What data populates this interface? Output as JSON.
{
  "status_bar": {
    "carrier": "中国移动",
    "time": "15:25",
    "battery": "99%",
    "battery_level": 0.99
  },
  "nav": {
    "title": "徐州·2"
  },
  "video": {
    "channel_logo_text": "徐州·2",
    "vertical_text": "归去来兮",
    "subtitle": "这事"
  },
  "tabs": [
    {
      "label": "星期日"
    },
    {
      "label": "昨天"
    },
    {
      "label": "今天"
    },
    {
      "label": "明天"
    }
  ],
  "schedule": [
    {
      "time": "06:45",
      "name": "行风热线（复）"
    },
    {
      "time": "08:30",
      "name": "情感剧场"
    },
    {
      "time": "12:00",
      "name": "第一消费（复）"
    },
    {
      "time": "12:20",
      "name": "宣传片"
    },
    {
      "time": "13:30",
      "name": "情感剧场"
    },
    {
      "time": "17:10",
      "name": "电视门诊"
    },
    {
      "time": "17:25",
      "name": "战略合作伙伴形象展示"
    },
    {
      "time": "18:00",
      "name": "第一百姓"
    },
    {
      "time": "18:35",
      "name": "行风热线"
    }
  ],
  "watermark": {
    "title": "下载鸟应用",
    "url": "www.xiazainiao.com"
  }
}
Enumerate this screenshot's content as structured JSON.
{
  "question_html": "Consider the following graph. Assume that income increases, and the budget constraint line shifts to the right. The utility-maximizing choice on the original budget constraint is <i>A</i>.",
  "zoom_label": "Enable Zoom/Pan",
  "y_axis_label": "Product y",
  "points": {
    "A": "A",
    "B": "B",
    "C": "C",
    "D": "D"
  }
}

────────

**Exercise description:**
Copy every line of the listing that contains the word "this".

**Written answer:**
What data populates this interface? Output as JSON.
Enumerate this screenshot's content as structured JSON.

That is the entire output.